▶ _Task brief_
Produce the listing below again, exactly as shown.

Records from a collection of figures
####

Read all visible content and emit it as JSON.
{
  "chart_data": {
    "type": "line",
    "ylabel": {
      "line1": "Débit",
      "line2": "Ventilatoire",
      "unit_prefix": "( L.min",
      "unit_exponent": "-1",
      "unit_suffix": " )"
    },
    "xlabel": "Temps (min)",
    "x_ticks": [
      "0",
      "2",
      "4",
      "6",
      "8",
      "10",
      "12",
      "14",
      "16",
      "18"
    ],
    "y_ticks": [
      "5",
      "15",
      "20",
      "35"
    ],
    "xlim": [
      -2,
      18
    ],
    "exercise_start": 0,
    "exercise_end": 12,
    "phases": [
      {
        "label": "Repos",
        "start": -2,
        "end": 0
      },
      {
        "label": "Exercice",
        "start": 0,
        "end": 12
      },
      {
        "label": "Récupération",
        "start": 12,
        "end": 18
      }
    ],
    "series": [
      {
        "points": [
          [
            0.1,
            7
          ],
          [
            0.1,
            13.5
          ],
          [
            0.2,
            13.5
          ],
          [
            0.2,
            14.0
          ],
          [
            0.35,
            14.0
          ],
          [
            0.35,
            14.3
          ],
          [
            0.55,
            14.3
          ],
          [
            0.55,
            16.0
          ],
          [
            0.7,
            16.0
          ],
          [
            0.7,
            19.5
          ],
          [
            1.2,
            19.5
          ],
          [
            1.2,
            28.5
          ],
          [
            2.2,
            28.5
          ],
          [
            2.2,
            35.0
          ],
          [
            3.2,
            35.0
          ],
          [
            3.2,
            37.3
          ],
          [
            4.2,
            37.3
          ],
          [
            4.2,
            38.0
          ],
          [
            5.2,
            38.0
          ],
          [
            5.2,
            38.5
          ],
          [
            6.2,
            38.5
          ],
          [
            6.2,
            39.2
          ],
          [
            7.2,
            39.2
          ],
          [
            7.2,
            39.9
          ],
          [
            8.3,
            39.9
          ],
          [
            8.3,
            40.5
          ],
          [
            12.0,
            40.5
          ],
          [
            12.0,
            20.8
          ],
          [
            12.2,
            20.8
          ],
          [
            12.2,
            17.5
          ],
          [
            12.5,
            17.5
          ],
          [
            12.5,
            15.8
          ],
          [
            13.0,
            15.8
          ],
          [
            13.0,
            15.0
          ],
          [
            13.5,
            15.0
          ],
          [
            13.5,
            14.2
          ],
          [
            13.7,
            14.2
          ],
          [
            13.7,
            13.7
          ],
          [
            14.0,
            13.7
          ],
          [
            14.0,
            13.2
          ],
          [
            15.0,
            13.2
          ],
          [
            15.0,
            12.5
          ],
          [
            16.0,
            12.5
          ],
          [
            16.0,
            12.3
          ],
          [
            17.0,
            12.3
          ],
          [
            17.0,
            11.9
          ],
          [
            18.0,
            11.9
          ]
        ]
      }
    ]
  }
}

####

▶ _Exercise output_
Read all visible content and emit it as JSON.
{
  "chart_data": {
    "type": "line",
    "ylabel": {
      "line1": "Débit",
      "line2": "Ventilatoire",
      "unit_prefix": "( L.min",
      "unit_exponent": "-1",
      "unit_suffix": " )"
    },
    "xlabel": "Temps (min)",
    "x_ticks": [
      "0",
      "2",
      "4",
      "6",
      "8",
      "10",
      "12",
      "14",
      "16",
      "18"
    ],
    "y_ticks": [
      "5",
      "15",
      "20",
      "35"
    ],
    "xlim": [
      -2,
      18
    ],
    "exercise_start": 0,
    "exercise_end": 12,
    "phases": [
      {
        "label": "Repos",
        "start": -2,
        "end": 0
      },
      {
        "label": "Exercice",
        "start": 0,
        "end": 12
      },
      {
        "label": "Récupération",
        "start": 12,
        "end": 18
      }
    ],
    "series": [
      {
        "points": [
          [
            0.1,
            7
          ],
          [
            0.1,
            13.5
          ],
          [
            0.2,
            13.5
          ],
          [
            0.2,
            14.0
          ],
          [
            0.35,
            14.0
          ],
          [
            0.35,
            14.3
          ],
          [
            0.55,
            14.3
          ],
          [
            0.55,
            16.0
          ],
          [
            0.7,
            16.0
          ],
          [
            0.7,
            19.5
          ],
          [
            1.2,
            19.5
          ],
          [
            1.2,
            28.5
          ],
          [
            2.2,
            28.5
          ],
          [
            2.2,
            35.0
          ],
          [
            3.2,
            35.0
          ],
          [
            3.2,
            37.3
          ],
          [
            4.2,
            37.3
          ],
          [
            4.2,
            38.0
          ],
          [
            5.2,
            38.0
          ],
          [
            5.2,
            38.5
          ],
          [
            6.2,
            38.5
          ],
          [
            6.2,
            39.2
          ],
          [
            7.2,
            39.2
          ],
          [
            7.2,
            39.9
          ],
          [
            8.3,
            39.9
          ],
          [
            8.3,
            40.5
          ],
          [
            12.0,
            40.5
          ],
          [
            12.0,
            20.8
          ],
          [
            12.2,
            20.8
          ],
          [
            12.2,
            17.5
          ],
          [
            12.5,
            17.5
          ],
          [
            12.5,
            15.8
          ],
          [
            13.0,
            15.8
          ],
          [
            13.0,
            15.0
          ],
          [
            13.5,
            15.0
          ],
          [
            13.5,
            14.2
          ],
          [
            13.7,
            14.2
          ],
          [
            13.7,
            13.7
          ],
          [
            14.0,
            13.7
          ],
          [
            14.0,
            13.2
          ],
          [
            15.0,
            13.2
          ],
          [
            15.0,
            12.5
          ],
          [
            16.0,
            12.5
          ],
          [
            16.0,
            12.3
          ],
          [
            17.0,
            12.3
          ],
          [
            17.0,
            11.9
          ],
          [
            18.0,
            11.9
          ]
        ]
      }
    ]
  }
}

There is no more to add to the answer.